Written instruction: Copy out all lines in the data below containing the string "kwocie".

◇ ◇ ◇

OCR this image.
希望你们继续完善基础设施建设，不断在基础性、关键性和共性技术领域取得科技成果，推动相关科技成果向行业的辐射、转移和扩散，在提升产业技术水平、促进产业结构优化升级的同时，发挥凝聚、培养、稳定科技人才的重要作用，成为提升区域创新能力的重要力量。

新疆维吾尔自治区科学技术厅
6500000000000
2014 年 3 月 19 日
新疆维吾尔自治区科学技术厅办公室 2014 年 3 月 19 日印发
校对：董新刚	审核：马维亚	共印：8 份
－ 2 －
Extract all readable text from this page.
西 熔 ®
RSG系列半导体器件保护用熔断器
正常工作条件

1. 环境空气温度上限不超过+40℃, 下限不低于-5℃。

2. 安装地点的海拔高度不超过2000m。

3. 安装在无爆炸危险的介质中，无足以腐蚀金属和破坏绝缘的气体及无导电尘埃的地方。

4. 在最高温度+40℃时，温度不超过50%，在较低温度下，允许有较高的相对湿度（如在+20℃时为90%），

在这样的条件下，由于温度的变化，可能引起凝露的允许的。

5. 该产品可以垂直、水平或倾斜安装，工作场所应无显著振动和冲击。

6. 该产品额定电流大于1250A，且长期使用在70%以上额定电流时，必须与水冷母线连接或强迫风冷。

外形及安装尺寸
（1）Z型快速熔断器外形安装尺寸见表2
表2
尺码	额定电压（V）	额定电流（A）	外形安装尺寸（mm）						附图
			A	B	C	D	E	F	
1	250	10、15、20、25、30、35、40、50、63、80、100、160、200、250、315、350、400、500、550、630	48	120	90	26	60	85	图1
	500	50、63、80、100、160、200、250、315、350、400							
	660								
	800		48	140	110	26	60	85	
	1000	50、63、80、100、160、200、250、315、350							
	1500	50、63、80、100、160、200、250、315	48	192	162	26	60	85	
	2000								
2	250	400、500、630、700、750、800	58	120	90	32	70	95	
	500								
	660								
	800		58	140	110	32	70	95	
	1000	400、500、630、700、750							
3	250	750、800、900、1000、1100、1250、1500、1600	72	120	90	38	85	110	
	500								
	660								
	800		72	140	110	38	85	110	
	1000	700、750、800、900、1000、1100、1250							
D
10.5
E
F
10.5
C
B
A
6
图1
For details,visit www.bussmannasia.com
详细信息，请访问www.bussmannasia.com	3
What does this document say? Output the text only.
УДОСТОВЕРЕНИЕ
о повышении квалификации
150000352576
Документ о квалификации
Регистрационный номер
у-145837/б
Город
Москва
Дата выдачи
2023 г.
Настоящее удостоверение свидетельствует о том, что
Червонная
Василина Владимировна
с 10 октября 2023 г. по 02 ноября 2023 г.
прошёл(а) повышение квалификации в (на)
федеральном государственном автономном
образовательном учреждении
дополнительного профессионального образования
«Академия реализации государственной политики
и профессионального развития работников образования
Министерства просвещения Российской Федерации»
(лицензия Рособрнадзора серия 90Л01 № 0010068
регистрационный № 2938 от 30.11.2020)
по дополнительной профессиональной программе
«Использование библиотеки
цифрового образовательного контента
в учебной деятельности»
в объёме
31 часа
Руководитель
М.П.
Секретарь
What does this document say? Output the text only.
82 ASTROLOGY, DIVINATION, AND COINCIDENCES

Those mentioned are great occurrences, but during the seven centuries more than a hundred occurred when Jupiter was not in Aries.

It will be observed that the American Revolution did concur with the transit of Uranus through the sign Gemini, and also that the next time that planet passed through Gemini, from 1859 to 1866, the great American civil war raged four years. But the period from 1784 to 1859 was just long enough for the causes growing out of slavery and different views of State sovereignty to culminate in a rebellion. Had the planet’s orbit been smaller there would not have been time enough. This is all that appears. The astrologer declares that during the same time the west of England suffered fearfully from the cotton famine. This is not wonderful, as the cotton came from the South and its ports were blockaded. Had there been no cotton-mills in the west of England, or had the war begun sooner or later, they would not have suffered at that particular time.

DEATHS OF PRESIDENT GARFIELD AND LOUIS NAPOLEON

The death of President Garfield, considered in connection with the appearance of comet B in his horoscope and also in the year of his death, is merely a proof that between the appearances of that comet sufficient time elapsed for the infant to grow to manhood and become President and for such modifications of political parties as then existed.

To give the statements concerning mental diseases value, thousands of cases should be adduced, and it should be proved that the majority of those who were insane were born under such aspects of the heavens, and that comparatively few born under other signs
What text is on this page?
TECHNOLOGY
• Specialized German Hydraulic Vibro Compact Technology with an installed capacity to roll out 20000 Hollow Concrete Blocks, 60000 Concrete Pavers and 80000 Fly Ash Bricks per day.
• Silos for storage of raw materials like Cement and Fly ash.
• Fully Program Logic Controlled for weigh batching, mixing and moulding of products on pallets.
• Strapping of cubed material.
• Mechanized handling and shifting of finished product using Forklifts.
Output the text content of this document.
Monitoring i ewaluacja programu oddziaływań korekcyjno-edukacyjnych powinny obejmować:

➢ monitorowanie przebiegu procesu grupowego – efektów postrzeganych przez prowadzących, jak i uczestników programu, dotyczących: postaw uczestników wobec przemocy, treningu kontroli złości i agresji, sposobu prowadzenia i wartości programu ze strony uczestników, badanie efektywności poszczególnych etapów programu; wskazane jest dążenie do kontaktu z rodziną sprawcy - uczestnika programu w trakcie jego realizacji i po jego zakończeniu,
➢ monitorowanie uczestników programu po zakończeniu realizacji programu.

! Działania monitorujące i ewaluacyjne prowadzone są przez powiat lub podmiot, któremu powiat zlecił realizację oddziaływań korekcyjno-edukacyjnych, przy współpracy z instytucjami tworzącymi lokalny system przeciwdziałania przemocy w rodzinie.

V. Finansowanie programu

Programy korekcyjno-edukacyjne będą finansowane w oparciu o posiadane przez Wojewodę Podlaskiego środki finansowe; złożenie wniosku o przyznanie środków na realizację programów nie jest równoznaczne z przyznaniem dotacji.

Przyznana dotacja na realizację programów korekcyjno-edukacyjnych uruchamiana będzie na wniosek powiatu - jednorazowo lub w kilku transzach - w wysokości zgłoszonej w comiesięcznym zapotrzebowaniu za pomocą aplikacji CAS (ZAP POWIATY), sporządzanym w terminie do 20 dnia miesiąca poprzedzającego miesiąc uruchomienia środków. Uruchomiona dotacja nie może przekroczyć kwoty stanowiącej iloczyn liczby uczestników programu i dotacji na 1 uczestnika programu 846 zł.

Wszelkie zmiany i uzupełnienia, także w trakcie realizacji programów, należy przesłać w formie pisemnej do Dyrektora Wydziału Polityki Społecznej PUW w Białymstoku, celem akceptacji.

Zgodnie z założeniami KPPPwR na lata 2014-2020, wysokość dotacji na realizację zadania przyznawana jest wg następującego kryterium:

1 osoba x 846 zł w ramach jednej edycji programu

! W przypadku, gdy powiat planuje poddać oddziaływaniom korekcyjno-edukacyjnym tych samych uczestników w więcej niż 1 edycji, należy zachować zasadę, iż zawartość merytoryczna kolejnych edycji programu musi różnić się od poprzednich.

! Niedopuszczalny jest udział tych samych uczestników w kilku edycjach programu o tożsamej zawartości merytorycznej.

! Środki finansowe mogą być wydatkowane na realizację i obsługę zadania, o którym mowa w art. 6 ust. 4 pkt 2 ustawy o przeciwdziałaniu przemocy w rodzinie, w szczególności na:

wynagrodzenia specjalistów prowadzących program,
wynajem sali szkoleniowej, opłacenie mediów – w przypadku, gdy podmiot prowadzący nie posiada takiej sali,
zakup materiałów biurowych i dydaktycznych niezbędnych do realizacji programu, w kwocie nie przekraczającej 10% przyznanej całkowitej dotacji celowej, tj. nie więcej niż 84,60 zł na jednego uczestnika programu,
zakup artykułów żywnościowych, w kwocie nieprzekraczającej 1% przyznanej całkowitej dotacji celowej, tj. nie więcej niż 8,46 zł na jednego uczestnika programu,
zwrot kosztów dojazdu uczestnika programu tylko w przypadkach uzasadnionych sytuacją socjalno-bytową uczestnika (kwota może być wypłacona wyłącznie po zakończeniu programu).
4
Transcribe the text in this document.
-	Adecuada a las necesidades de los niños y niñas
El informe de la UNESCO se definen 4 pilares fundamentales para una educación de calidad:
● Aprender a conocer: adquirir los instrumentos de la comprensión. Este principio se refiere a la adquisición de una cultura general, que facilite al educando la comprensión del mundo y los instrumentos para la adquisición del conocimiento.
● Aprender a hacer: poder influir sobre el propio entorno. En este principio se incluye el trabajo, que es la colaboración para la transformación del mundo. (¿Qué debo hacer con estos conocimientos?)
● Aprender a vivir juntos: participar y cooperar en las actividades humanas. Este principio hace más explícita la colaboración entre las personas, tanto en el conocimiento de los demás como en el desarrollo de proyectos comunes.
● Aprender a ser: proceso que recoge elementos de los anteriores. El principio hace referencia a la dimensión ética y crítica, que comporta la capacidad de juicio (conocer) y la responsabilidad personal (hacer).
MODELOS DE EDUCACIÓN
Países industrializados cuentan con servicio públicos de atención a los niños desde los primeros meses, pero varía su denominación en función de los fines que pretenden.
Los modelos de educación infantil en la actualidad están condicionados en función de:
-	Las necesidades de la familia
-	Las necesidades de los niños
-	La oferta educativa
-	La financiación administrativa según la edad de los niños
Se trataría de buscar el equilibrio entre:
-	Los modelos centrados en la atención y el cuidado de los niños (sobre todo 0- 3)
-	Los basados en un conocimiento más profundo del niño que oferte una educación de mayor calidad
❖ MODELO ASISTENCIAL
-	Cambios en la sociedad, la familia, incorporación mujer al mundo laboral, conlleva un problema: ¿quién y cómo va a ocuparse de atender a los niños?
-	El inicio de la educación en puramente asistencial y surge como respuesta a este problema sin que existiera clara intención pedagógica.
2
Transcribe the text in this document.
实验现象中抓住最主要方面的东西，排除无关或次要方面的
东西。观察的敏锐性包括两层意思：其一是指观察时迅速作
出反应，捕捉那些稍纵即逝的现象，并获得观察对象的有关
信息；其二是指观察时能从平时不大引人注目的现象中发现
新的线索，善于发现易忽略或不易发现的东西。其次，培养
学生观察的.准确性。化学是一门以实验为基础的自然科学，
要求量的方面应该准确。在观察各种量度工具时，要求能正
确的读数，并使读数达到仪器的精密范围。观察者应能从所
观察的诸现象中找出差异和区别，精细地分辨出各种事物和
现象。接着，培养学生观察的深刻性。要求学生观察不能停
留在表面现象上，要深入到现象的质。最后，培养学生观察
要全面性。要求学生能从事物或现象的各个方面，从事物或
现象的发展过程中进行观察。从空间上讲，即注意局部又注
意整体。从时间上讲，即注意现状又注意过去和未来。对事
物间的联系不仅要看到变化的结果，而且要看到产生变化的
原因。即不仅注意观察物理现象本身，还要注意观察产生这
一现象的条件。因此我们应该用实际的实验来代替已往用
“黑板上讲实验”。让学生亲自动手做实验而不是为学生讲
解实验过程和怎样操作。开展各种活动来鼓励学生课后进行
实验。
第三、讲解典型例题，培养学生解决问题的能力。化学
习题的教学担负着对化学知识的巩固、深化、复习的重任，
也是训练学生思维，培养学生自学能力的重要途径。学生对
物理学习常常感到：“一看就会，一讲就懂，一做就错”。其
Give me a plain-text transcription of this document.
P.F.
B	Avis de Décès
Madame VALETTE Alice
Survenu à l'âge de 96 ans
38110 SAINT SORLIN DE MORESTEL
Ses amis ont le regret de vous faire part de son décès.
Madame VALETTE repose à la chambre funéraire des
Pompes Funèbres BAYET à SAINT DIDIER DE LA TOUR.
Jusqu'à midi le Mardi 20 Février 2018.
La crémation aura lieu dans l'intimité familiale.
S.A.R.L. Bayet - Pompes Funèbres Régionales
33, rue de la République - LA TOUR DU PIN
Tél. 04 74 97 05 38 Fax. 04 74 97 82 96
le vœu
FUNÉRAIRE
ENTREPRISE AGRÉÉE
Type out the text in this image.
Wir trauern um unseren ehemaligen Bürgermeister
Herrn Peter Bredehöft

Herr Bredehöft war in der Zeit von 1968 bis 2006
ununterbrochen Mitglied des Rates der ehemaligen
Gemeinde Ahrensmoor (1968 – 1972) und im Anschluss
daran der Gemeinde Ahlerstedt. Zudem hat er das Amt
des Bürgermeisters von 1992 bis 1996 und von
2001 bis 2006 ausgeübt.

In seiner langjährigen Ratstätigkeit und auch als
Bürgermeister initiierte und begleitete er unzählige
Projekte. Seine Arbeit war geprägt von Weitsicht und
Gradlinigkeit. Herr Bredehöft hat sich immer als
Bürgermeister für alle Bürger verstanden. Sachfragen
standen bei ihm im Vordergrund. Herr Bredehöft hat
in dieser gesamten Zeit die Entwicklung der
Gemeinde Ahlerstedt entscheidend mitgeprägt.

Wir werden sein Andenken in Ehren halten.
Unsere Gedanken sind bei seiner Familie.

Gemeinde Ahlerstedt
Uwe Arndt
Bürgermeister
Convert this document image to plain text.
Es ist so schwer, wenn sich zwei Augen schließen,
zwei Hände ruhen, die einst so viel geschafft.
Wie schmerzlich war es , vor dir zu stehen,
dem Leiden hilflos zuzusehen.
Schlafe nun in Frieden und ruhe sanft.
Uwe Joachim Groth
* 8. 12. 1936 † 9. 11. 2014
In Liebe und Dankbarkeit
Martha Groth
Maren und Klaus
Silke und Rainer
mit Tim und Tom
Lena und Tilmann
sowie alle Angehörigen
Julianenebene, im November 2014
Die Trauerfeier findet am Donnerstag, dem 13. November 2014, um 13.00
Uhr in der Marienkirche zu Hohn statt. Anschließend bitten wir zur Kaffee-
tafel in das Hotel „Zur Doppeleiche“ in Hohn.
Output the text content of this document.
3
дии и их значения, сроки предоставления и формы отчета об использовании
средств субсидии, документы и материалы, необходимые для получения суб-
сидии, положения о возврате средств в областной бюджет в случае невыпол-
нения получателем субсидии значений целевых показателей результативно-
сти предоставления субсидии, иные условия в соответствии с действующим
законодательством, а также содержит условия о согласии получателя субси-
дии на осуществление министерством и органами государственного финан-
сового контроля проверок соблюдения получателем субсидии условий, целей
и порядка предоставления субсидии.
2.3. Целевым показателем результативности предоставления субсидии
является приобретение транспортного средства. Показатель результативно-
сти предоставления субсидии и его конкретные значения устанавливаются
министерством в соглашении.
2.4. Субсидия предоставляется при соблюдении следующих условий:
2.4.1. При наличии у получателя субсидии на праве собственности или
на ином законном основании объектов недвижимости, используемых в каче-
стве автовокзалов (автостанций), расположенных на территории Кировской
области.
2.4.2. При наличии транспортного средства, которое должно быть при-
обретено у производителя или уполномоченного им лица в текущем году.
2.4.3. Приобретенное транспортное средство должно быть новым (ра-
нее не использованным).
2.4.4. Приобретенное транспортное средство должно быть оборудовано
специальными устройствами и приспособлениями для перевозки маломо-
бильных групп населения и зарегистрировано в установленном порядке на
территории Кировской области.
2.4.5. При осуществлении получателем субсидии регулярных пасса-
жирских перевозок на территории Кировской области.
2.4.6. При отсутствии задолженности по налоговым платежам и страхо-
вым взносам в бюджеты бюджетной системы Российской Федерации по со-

◇ ◇ ◇

Correct result:
zakup materiałów biurowych i dydaktycznych niezbędnych do realizacji programu, w kwocie nie przekraczającej 10% przyznanej całkowitej dotacji celowej, tj. nie więcej niż 84,60 zł na jednego uczestnika programu,
zakup artykułów żywnościowych, w kwocie nieprzekraczającej 1% przyznanej całkowitej dotacji celowej, tj. nie więcej niż 8,46 zł na jednego uczestnika programu,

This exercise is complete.